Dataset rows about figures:
##########

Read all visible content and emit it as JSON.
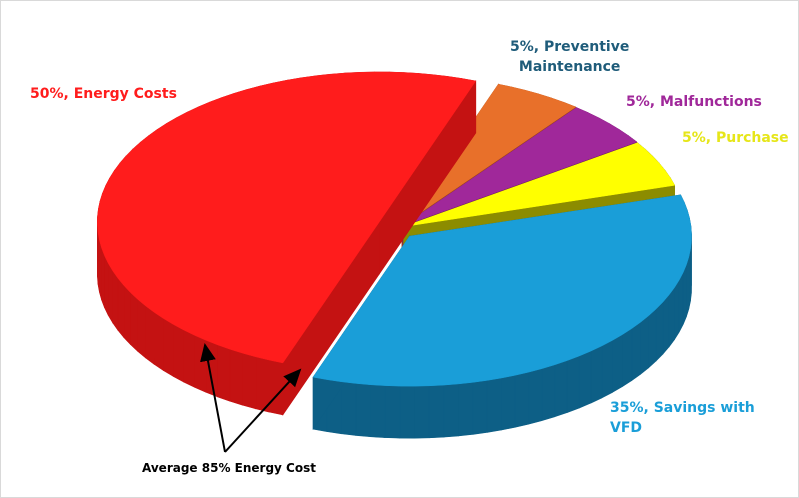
{
  "chart_data": {
    "type": "pie",
    "style": "3d-exploded",
    "slices": [
      {
        "label": "Energy Costs",
        "value": 50,
        "display": "50%, Energy Costs",
        "color": "#ff1c1c",
        "side": "#c41212",
        "label_color": "#ff1c1c"
      },
      {
        "label": "Preventive Maintenance",
        "value": 5,
        "display": "5%, Preventive Maintenance",
        "display_lines": [
          "5%, Preventive",
          "Maintenance"
        ],
        "color": "#e8702a",
        "side": "#a84c18",
        "label_color": "#1f5c7a"
      },
      {
        "label": "Malfunctions",
        "value": 5,
        "display": "5%, Malfunctions",
        "color": "#a0289a",
        "side": "#6a1466",
        "label_color": "#a0289a"
      },
      {
        "label": "Purchase",
        "value": 5,
        "display": "5%, Purchase",
        "color": "#ffff00",
        "side": "#8c8c00",
        "label_color": "#e6e619"
      },
      {
        "label": "Savings with VFD",
        "value": 35,
        "display": "35%, Savings with VFD",
        "display_lines": [
          "35%, Savings with",
          "VFD"
        ],
        "color": "#1a9ed8",
        "side": "#0d5f86",
        "label_color": "#1a9ed8"
      }
    ],
    "annotation": "Average 85% Energy Cost"
  }
}
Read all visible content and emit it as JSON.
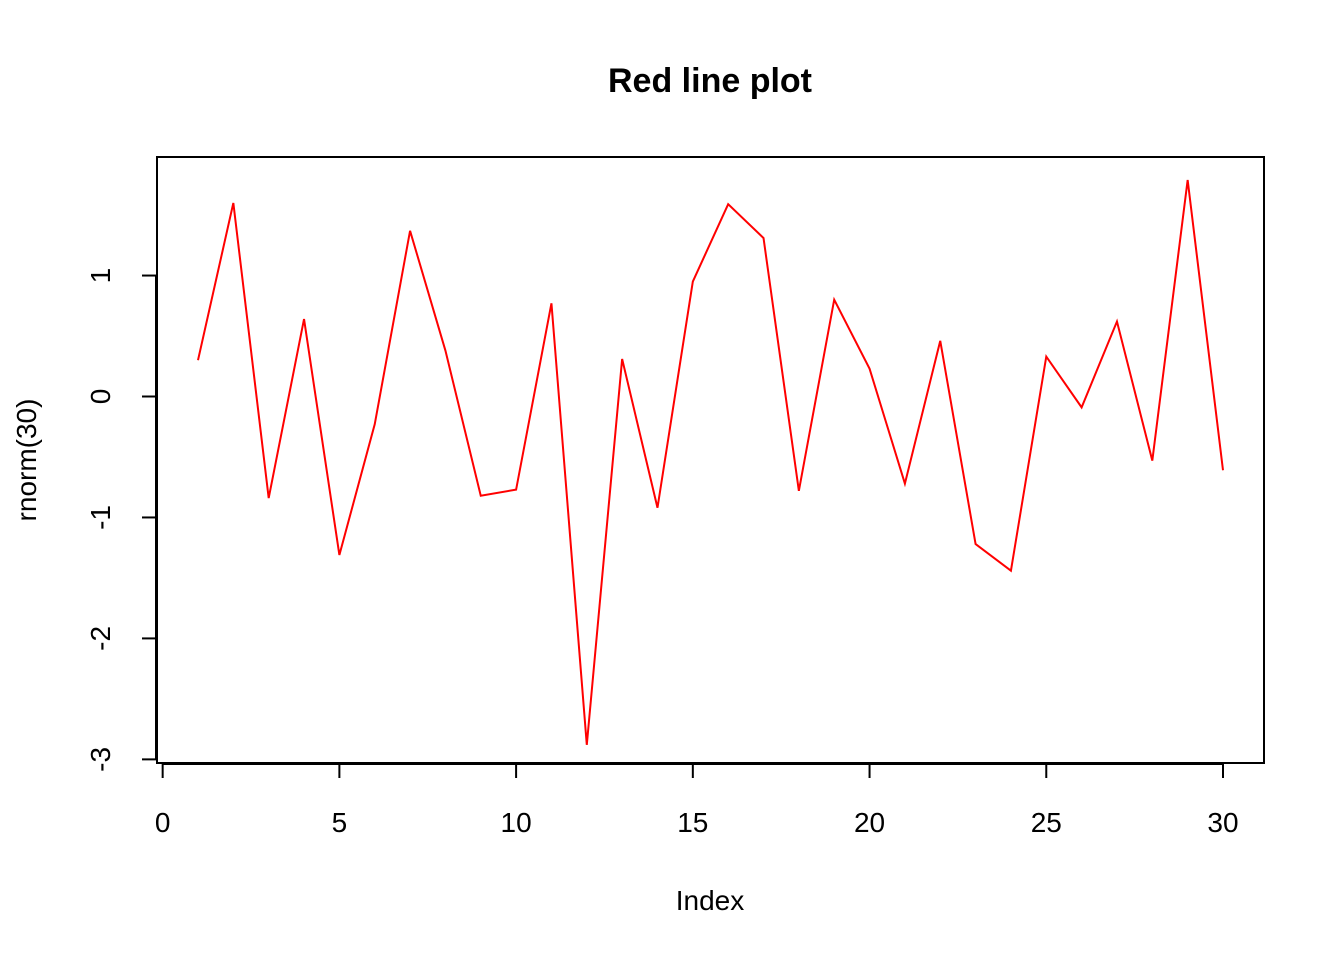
{
  "chart_data": {
    "type": "line",
    "title": "Red line plot",
    "xlabel": "Index",
    "ylabel": "rnorm(30)",
    "line_color": "#ff0000",
    "x_ticks": [
      0,
      5,
      10,
      15,
      20,
      25,
      30
    ],
    "y_ticks": [
      -3,
      -2,
      -1,
      0,
      1
    ],
    "xlim": [
      -0.16,
      31.16
    ],
    "ylim": [
      -3.03,
      1.98
    ],
    "x": [
      1,
      2,
      3,
      4,
      5,
      6,
      7,
      8,
      9,
      10,
      11,
      12,
      13,
      14,
      15,
      16,
      17,
      18,
      19,
      20,
      21,
      22,
      23,
      24,
      25,
      26,
      27,
      28,
      29,
      30
    ],
    "y": [
      0.3,
      1.6,
      -0.84,
      0.64,
      -1.31,
      -0.23,
      1.37,
      0.38,
      -0.82,
      -0.77,
      0.77,
      -2.88,
      0.31,
      -0.92,
      0.95,
      1.59,
      1.31,
      -0.78,
      0.8,
      0.23,
      -0.72,
      0.46,
      -1.22,
      -1.44,
      0.33,
      -0.09,
      0.62,
      -0.53,
      1.79,
      -0.61
    ],
    "grid": false,
    "legend": "none"
  }
}
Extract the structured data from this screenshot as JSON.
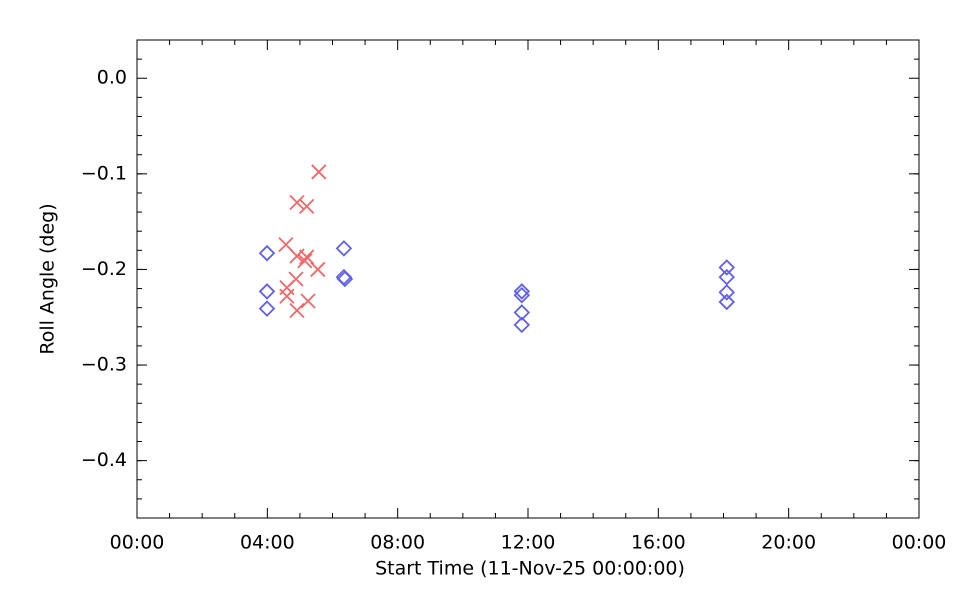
{
  "chart_data": {
    "type": "scatter",
    "x_label": "Start Time (11-Nov-25 00:00:00)",
    "y_label": "Roll Angle (deg)",
    "xlim": [
      0,
      24
    ],
    "xticks": [
      {
        "value": 0,
        "label": "00:00"
      },
      {
        "value": 4,
        "label": "04:00"
      },
      {
        "value": 8,
        "label": "08:00"
      },
      {
        "value": 12,
        "label": "12:00"
      },
      {
        "value": 16,
        "label": "16:00"
      },
      {
        "value": 20,
        "label": "20:00"
      },
      {
        "value": 24,
        "label": "00:00"
      }
    ],
    "x_minor_per_major": 4,
    "ylim": [
      -0.46,
      0.04
    ],
    "yticks": [
      {
        "value": 0,
        "label": "0.0"
      },
      {
        "value": -0.1,
        "label": "−0.1"
      },
      {
        "value": -0.2,
        "label": "−0.2"
      },
      {
        "value": -0.3,
        "label": "−0.3"
      },
      {
        "value": -0.4,
        "label": "−0.4"
      }
    ],
    "y_minor_per_major": 5,
    "series": [
      {
        "marker": "diamond",
        "color": "#6060e8",
        "x": [
          3.99,
          3.99,
          3.99,
          6.35,
          6.35,
          6.38,
          11.81,
          11.81,
          11.81,
          11.81,
          18.1,
          18.1,
          18.1,
          18.1
        ],
        "values": [
          -0.183,
          -0.223,
          -0.241,
          -0.178,
          -0.208,
          -0.21,
          -0.223,
          -0.227,
          -0.245,
          -0.258,
          -0.198,
          -0.208,
          -0.224,
          -0.234
        ]
      },
      {
        "marker": "x",
        "color": "#f06868",
        "x": [
          5.58,
          4.91,
          5.21,
          4.57,
          4.91,
          5.21,
          5.15,
          5.55,
          4.88,
          4.6,
          4.6,
          5.25,
          4.91
        ],
        "values": [
          -0.098,
          -0.13,
          -0.134,
          -0.174,
          -0.186,
          -0.187,
          -0.191,
          -0.2,
          -0.21,
          -0.219,
          -0.228,
          -0.233,
          -0.243
        ]
      }
    ]
  }
}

##########

Give back each entry exactly as it appears, with no pictures.

= Task answer =
Read all visible content and emit it as JSON.
{
  "chart_data": {
    "type": "pie",
    "style": "3d-exploded",
    "slices": [
      {
        "label": "Energy Costs",
        "value": 50,
        "display": "50%, Energy Costs",
        "color": "#ff1c1c",
        "side": "#c41212",
        "label_color": "#ff1c1c"
      },
      {
        "label": "Preventive Maintenance",
        "value": 5,
        "display": "5%, Preventive Maintenance",
        "display_lines": [
          "5%, Preventive",
          "Maintenance"
        ],
        "color": "#e8702a",
        "side": "#a84c18",
        "label_color": "#1f5c7a"
      },
      {
        "label": "Malfunctions",
        "value": 5,
        "display": "5%, Malfunctions",
        "color": "#a0289a",
        "side": "#6a1466",
        "label_color": "#a0289a"
      },
      {
        "label": "Purchase",
        "value": 5,
        "display": "5%, Purchase",
        "color": "#ffff00",
        "side": "#8c8c00",
        "label_color": "#e6e619"
      },
      {
        "label": "Savings with VFD",
        "value": 35,
        "display": "35%, Savings with VFD",
        "display_lines": [
          "35%, Savings with",
          "VFD"
        ],
        "color": "#1a9ed8",
        "side": "#0d5f86",
        "label_color": "#1a9ed8"
      }
    ],
    "annotation": "Average 85% Energy Cost"
  }
}
Read all visible content and emit it as JSON.
{
  "chart_data": {
    "type": "line",
    "title": "Red line plot",
    "xlabel": "Index",
    "ylabel": "rnorm(30)",
    "line_color": "#ff0000",
    "x_ticks": [
      0,
      5,
      10,
      15,
      20,
      25,
      30
    ],
    "y_ticks": [
      -3,
      -2,
      -1,
      0,
      1
    ],
    "xlim": [
      -0.16,
      31.16
    ],
    "ylim": [
      -3.03,
      1.98
    ],
    "x": [
      1,
      2,
      3,
      4,
      5,
      6,
      7,
      8,
      9,
      10,
      11,
      12,
      13,
      14,
      15,
      16,
      17,
      18,
      19,
      20,
      21,
      22,
      23,
      24,
      25,
      26,
      27,
      28,
      29,
      30
    ],
    "y": [
      0.3,
      1.6,
      -0.84,
      0.64,
      -1.31,
      -0.23,
      1.37,
      0.38,
      -0.82,
      -0.77,
      0.77,
      -2.88,
      0.31,
      -0.92,
      0.95,
      1.59,
      1.31,
      -0.78,
      0.8,
      0.23,
      -0.72,
      0.46,
      -1.22,
      -1.44,
      0.33,
      -0.09,
      0.62,
      -0.53,
      1.79,
      -0.61
    ],
    "grid": false,
    "legend": "none"
  }
}
Extract the structured data from this screenshot as JSON.
{
  "chart_data": {
    "type": "scatter",
    "x_label": "Start Time (11-Nov-25 00:00:00)",
    "y_label": "Roll Angle (deg)",
    "xlim": [
      0,
      24
    ],
    "xticks": [
      {
        "value": 0,
        "label": "00:00"
      },
      {
        "value": 4,
        "label": "04:00"
      },
      {
        "value": 8,
        "label": "08:00"
      },
      {
        "value": 12,
        "label": "12:00"
      },
      {
        "value": 16,
        "label": "16:00"
      },
      {
        "value": 20,
        "label": "20:00"
      },
      {
        "value": 24,
        "label": "00:00"
      }
    ],
    "x_minor_per_major": 4,
    "ylim": [
      -0.46,
      0.04
    ],
    "yticks": [
      {
        "value": 0,
        "label": "0.0"
      },
      {
        "value": -0.1,
        "label": "−0.1"
      },
      {
        "value": -0.2,
        "label": "−0.2"
      },
      {
        "value": -0.3,
        "label": "−0.3"
      },
      {
        "value": -0.4,
        "label": "−0.4"
      }
    ],
    "y_minor_per_major": 5,
    "series": [
      {
        "marker": "diamond",
        "color": "#6060e8",
        "x": [
          3.99,
          3.99,
          3.99,
          6.35,
          6.35,
          6.38,
          11.81,
          11.81,
          11.81,
          11.81,
          18.1,
          18.1,
          18.1,
          18.1
        ],
        "values": [
          -0.183,
          -0.223,
          -0.241,
          -0.178,
          -0.208,
          -0.21,
          -0.223,
          -0.227,
          -0.245,
          -0.258,
          -0.198,
          -0.208,
          -0.224,
          -0.234
        ]
      },
      {
        "marker": "x",
        "color": "#f06868",
        "x": [
          5.58,
          4.91,
          5.21,
          4.57,
          4.91,
          5.21,
          5.15,
          5.55,
          4.88,
          4.6,
          4.6,
          5.25,
          4.91
        ],
        "values": [
          -0.098,
          -0.13,
          -0.134,
          -0.174,
          -0.186,
          -0.187,
          -0.191,
          -0.2,
          -0.21,
          -0.219,
          -0.228,
          -0.233,
          -0.243
        ]
      }
    ]
  }
}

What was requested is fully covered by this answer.